Extract from the listing each line in which the word "CANADA" appears.

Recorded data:
──────────────────────────────
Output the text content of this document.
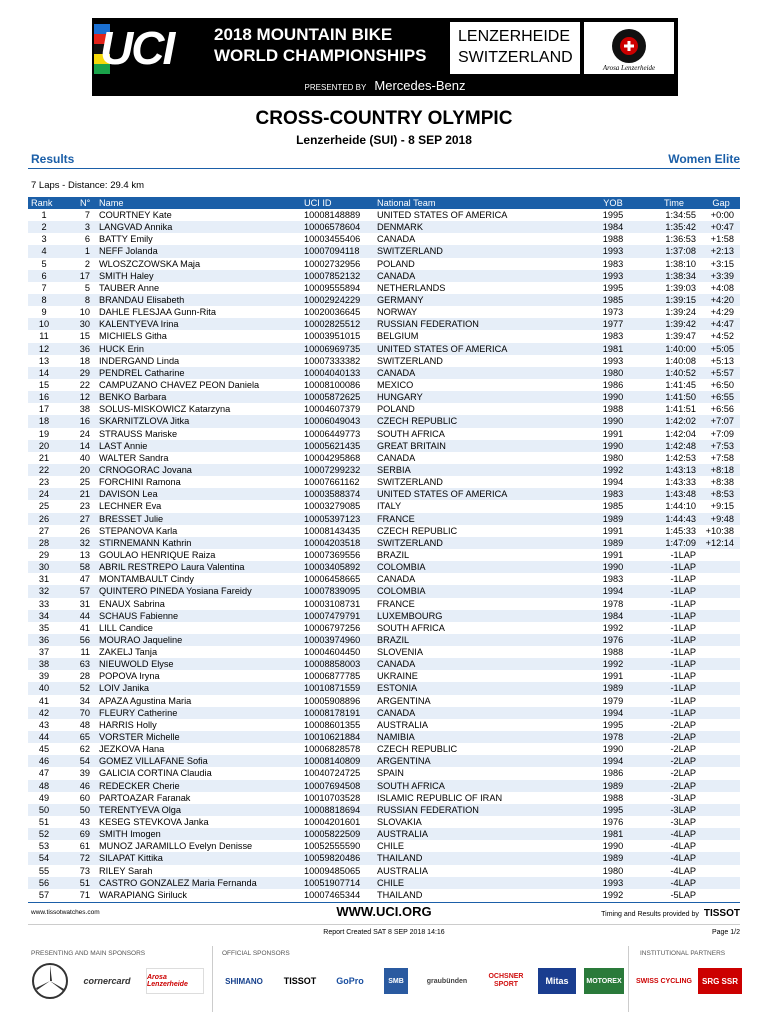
UCI 2018 MOUNTAIN BIKE
WORLD CHAMPIONSHIPS
LENZERHEIDE
SWITZERLAND
Arosa Lenzerheide
PRESENTED BY Mercedes-Benz
CROSS-COUNTRY OLYMPIC
Lenzerheide (SUI) - 8 SEP 2018
Results	Women Elite
7 Laps - Distance: 29.4 km
Rank	N° Name	UCI ID	National Team	YOB	Time	Gap
1	7 COURTNEY Kate	10008148889 UNITED STATES OF AMERICA	1995	1:34:55	+0:00
2	3 LANGVAD Annika	10006578604 DENMARK	1984	1:35:42	+0:47
3	6 BATTY Emily	10003455406 CANADA	1988	1:36:53	+1:58
4	1 NEFF Jolanda	10007094118 SWITZERLAND	1993	1:37:08	+2:13
5	2 WLOSZCZOWSKA Maja	10002732956 POLAND	1983	1:38:10	+3:15
6	17 SMITH Haley	10007852132 CANADA	1993	1:38:34	+3:39
7	5 TAUBER Anne	10009555894 NETHERLANDS	1995	1:39:03	+4:08
8	8 BRANDAU Elisabeth	10002924229 GERMANY	1985	1:39:15	+4:20
9	10 DAHLE FLESJAA Gunn-Rita	10020036645 NORWAY	1973	1:39:24	+4:29
10	30 KALENTYEVA Irina	10002825512 RUSSIAN FEDERATION	1977	1:39:42	+4:47
11	15 MICHIELS Githa	10003951015 BELGIUM	1983	1:39:47	+4:52
12	36 HUCK Erin	10006969735 UNITED STATES OF AMERICA	1981	1:40:00	+5:05
13	18 INDERGAND Linda	10007333382 SWITZERLAND	1993	1:40:08	+5:13
14	29 PENDREL Catharine	10004040133 CANADA	1980	1:40:52	+5:57
15	22 CAMPUZANO CHAVEZ PEON Daniela	10008100086 MEXICO	1986	1:41:45	+6:50
16	12 BENKO Barbara	10005872625 HUNGARY	1990	1:41:50	+6:55
17	38 SOLUS-MISKOWICZ Katarzyna	10004607379 POLAND	1988	1:41:51	+6:56
18	16 SKARNITZLOVA Jitka	10006049043 CZECH REPUBLIC	1990	1:42:02	+7:07
19	24 STRAUSS Mariske	10006449773 SOUTH AFRICA	1991	1:42:04	+7:09
20	14 LAST Annie	10005621435 GREAT BRITAIN	1990	1:42:48	+7:53
21	40 WALTER Sandra	10004295868 CANADA	1980	1:42:53	+7:58
22	20 CRNOGORAC Jovana	10007299232 SERBIA	1992	1:43:13	+8:18
23	25 FORCHINI Ramona	10007661162 SWITZERLAND	1994	1:43:33	+8:38
24	21 DAVISON Lea	10003588374 UNITED STATES OF AMERICA	1983	1:43:48	+8:53
25	23 LECHNER Eva	10003279085 ITALY	1985	1:44:10	+9:15
26	27 BRESSET Julie	10005397123 FRANCE	1989	1:44:43	+9:48
27	26 STEPANOVA Karla	10008143435 CZECH REPUBLIC	1991	1:45:33	+10:38
28	32 STIRNEMANN Kathrin	10004203518 SWITZERLAND	1989	1:47:09	+12:14
29	13 GOULAO HENRIQUE Raiza	10007369556 BRAZIL	1991	-1LAP
30	58 ABRIL RESTREPO Laura Valentina	10003405892 COLOMBIA	1990	-1LAP
31	47 MONTAMBAULT Cindy	10006458665 CANADA	1983	-1LAP
32	57 QUINTERO PINEDA Yosiana Fareidy	10007839095 COLOMBIA	1994	-1LAP
33	31 ENAUX Sabrina	10003108731 FRANCE	1978	-1LAP
34	44 SCHAUS Fabienne	10007479791 LUXEMBOURG	1984	-1LAP
35	41 LILL Candice	10006797256 SOUTH AFRICA	1992	-1LAP
36	56 MOURAO Jaqueline	10003974960 BRAZIL	1976	-1LAP
37	11 ZAKELJ Tanja	10004604450 SLOVENIA	1988	-1LAP
38	63 NIEUWOLD Elyse	10008858003 CANADA	1992	-1LAP
39	28 POPOVA Iryna	10006877785 UKRAINE	1991	-1LAP
40	52 LOIV Janika	10010871559 ESTONIA	1989	-1LAP
41	34 APAZA Agustina Maria	10005908896 ARGENTINA	1979	-1LAP
42	70 FLEURY Catherine	10008178191 CANADA	1994	-1LAP
43	48 HARRIS Holly	10008601355 AUSTRALIA	1995	-2LAP
44	65 VORSTER Michelle	10010621884 NAMIBIA	1978	-2LAP
45	62 JEZKOVA Hana	10006828578 CZECH REPUBLIC	1990	-2LAP
46	54 GOMEZ VILLAFANE Sofia	10008140809 ARGENTINA	1994	-2LAP
47	39 GALICIA CORTINA Claudia	10040724725 SPAIN	1986	-2LAP
48	46 REDECKER Cherie	10007694508 SOUTH AFRICA	1989	-2LAP
49	60 PARTOAZAR Faranak	10010703528 ISLAMIC REPUBLIC OF IRAN	1988	-3LAP
50	50 TERENTYEVA Olga	10008818694 RUSSIAN FEDERATION	1995	-3LAP
51	43 KESEG STEVKOVA Janka	10004201601 SLOVAKIA	1976	-3LAP
52	69 SMITH Imogen	10005822509 AUSTRALIA	1981	-4LAP
53	61 MUNOZ JARAMILLO Evelyn Denisse	10052555590 CHILE	1990	-4LAP
54	72 SILAPAT Kittika	10059820486 THAILAND	1989	-4LAP
55	73 RILEY Sarah	10009485065 AUSTRALIA	1980	-4LAP
56	51 CASTRO GONZALEZ Maria Fernanda	10051907714 CHILE	1993	-4LAP
57	71 WARAPIANG Siriluck	10007465344 THAILAND	1992	-5LAP
www.tissotwatches.com	WWW.UCI.ORG	Timing and Results provided by TISSOT
Report Created SAT 8 SEP 2018 14:16	Page 1/2
PRESENTING AND MAIN SPONSORS	OFFICIAL SPONSORS	INSTITUTIONAL PARTNERS
cornercard	Arosa Lenzerheide	SHIMANO	TISSOT	GoPro	SMB	graubünden
OCHSNER SPORT	Mitas	MOTOREX	SWISS CYCLING	SRG SSR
──────────────────────────────
- Solution -
3	6 BATTY Emily	10003455406 CANADA	1988	1:36:53	+1:58
6	17 SMITH Haley	10007852132 CANADA	1993	1:38:34	+3:39
14	29 PENDREL Catharine	10004040133 CANADA	1980	1:40:52	+5:57
21	40 WALTER Sandra	10004295868 CANADA	1980	1:42:53	+7:58
31	47 MONTAMBAULT Cindy	10006458665 CANADA	1983	-1LAP
38	63 NIEUWOLD Elyse	10008858003 CANADA	1992	-1LAP
42	70 FLEURY Catherine	10008178191 CANADA	1994	-1LAP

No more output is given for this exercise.